SHORT TASK: Reproduce all the lines exactly as they stand, apart from the pictures.

INFORMATION GIVEN:
======

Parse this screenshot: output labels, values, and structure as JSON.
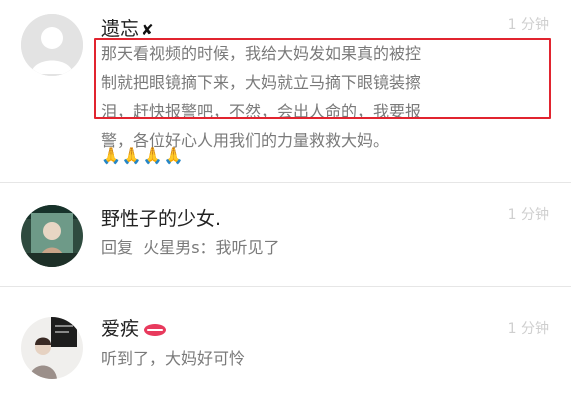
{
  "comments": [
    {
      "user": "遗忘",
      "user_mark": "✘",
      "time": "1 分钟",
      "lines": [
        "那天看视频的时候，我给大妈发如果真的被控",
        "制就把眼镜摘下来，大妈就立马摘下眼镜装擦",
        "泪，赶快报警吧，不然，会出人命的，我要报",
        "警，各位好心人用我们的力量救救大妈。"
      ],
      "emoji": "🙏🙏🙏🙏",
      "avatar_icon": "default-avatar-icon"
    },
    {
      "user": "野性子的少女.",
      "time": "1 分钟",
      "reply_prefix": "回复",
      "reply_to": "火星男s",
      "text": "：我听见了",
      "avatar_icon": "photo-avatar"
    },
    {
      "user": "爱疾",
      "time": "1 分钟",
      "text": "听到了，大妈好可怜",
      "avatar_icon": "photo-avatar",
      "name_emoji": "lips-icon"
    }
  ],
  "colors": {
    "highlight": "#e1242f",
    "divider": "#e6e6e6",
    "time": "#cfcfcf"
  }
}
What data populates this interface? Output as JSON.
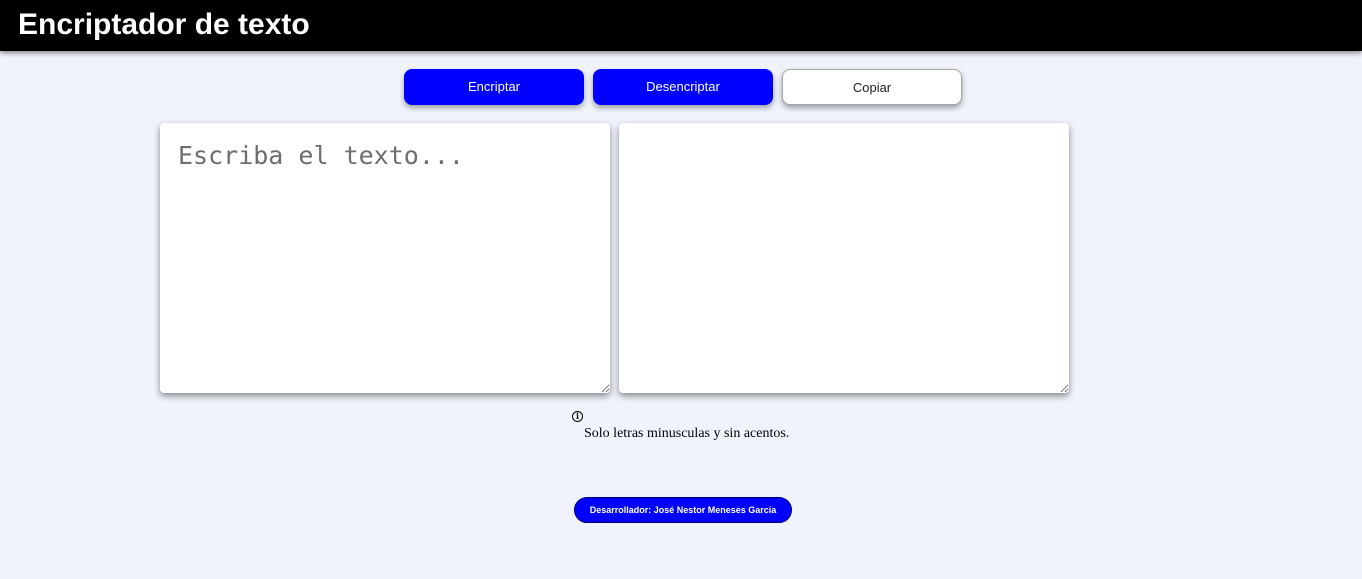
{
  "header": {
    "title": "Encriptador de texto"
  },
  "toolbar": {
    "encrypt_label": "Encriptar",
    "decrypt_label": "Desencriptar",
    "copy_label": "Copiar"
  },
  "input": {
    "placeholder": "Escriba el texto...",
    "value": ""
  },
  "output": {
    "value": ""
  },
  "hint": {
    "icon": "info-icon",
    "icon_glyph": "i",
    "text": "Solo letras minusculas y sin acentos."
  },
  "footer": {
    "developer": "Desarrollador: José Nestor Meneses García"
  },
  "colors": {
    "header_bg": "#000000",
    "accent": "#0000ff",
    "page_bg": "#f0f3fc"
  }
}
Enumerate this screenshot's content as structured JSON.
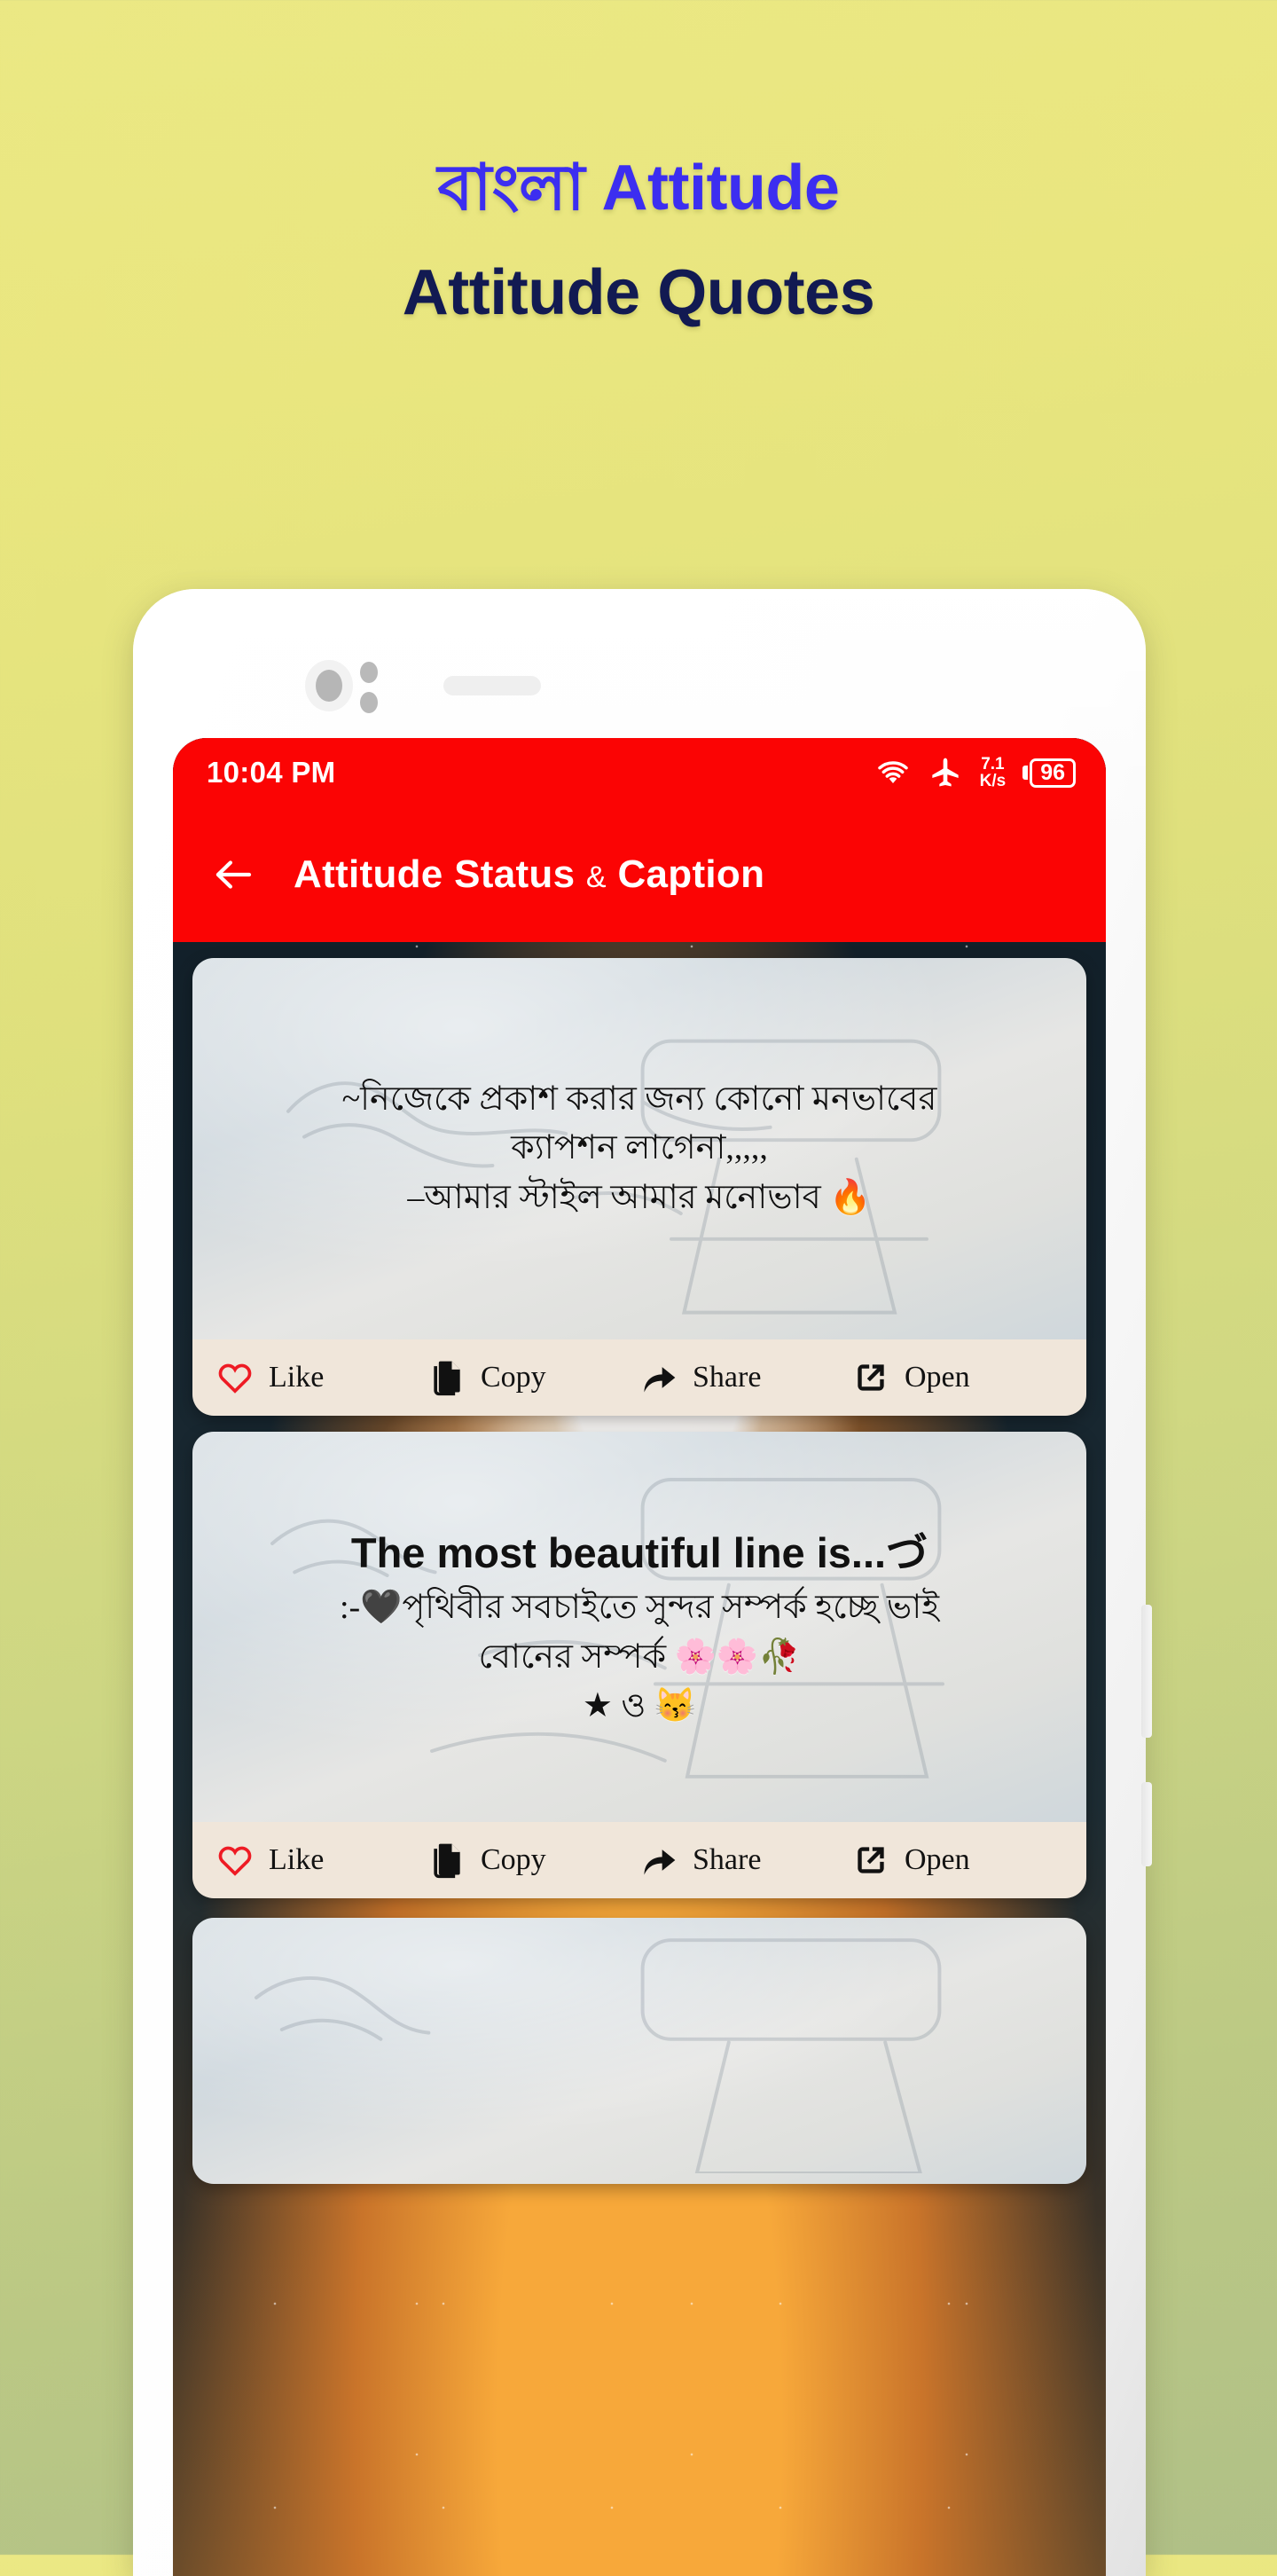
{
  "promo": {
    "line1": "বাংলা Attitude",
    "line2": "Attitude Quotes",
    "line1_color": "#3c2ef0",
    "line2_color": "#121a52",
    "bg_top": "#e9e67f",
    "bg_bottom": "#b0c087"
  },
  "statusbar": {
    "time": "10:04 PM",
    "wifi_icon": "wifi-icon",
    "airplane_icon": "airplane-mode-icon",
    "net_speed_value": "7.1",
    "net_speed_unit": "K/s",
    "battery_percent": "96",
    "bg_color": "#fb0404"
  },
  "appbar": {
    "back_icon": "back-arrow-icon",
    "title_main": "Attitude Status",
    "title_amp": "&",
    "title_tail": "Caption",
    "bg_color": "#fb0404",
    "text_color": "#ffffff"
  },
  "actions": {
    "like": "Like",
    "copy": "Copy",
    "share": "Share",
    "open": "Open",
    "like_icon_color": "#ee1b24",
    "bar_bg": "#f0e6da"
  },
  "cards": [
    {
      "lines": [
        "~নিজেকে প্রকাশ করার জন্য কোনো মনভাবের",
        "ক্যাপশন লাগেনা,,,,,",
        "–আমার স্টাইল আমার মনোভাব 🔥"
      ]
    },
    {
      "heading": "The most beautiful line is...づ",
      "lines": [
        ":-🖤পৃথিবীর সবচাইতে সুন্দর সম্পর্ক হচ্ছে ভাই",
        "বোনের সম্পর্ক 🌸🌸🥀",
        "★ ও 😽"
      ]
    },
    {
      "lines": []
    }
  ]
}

======

WRITTEN ANSWER:
Parse this screenshot: output labels, values, and structure as JSON.
{
  "comments": [
    {
      "user": "遗忘",
      "user_mark": "✘",
      "time": "1 分钟",
      "lines": [
        "那天看视频的时候，我给大妈发如果真的被控",
        "制就把眼镜摘下来，大妈就立马摘下眼镜装擦",
        "泪，赶快报警吧，不然，会出人命的，我要报",
        "警，各位好心人用我们的力量救救大妈。"
      ],
      "emoji": "🙏🙏🙏🙏",
      "avatar_icon": "default-avatar-icon"
    },
    {
      "user": "野性子的少女.",
      "time": "1 分钟",
      "reply_prefix": "回复",
      "reply_to": "火星男s",
      "text": "：我听见了",
      "avatar_icon": "photo-avatar"
    },
    {
      "user": "爱疾",
      "time": "1 分钟",
      "text": "听到了，大妈好可怜",
      "avatar_icon": "photo-avatar",
      "name_emoji": "lips-icon"
    }
  ],
  "colors": {
    "highlight": "#e1242f",
    "divider": "#e6e6e6",
    "time": "#cfcfcf"
  }
}
What data populates this interface? Output as JSON.
{
  "header": {
    "title": "Encriptador de texto"
  },
  "toolbar": {
    "encrypt_label": "Encriptar",
    "decrypt_label": "Desencriptar",
    "copy_label": "Copiar"
  },
  "input": {
    "placeholder": "Escriba el texto...",
    "value": ""
  },
  "output": {
    "value": ""
  },
  "hint": {
    "icon": "info-icon",
    "icon_glyph": "i",
    "text": "Solo letras minusculas y sin acentos."
  },
  "footer": {
    "developer": "Desarrollador: José Nestor Meneses García"
  },
  "colors": {
    "header_bg": "#000000",
    "accent": "#0000ff",
    "page_bg": "#f0f3fc"
  }
}
Enumerate this screenshot's content as structured JSON.
{
  "promo": {
    "line1": "বাংলা Attitude",
    "line2": "Attitude Quotes",
    "line1_color": "#3c2ef0",
    "line2_color": "#121a52",
    "bg_top": "#e9e67f",
    "bg_bottom": "#b0c087"
  },
  "statusbar": {
    "time": "10:04 PM",
    "wifi_icon": "wifi-icon",
    "airplane_icon": "airplane-mode-icon",
    "net_speed_value": "7.1",
    "net_speed_unit": "K/s",
    "battery_percent": "96",
    "bg_color": "#fb0404"
  },
  "appbar": {
    "back_icon": "back-arrow-icon",
    "title_main": "Attitude Status",
    "title_amp": "&",
    "title_tail": "Caption",
    "bg_color": "#fb0404",
    "text_color": "#ffffff"
  },
  "actions": {
    "like": "Like",
    "copy": "Copy",
    "share": "Share",
    "open": "Open",
    "like_icon_color": "#ee1b24",
    "bar_bg": "#f0e6da"
  },
  "cards": [
    {
      "lines": [
        "~নিজেকে প্রকাশ করার জন্য কোনো মনভাবের",
        "ক্যাপশন লাগেনা,,,,,",
        "–আমার স্টাইল আমার মনোভাব 🔥"
      ]
    },
    {
      "heading": "The most beautiful line is...づ",
      "lines": [
        ":-🖤পৃথিবীর সবচাইতে সুন্দর সম্পর্ক হচ্ছে ভাই",
        "বোনের সম্পর্ক 🌸🌸🥀",
        "★ ও 😽"
      ]
    },
    {
      "lines": []
    }
  ]
}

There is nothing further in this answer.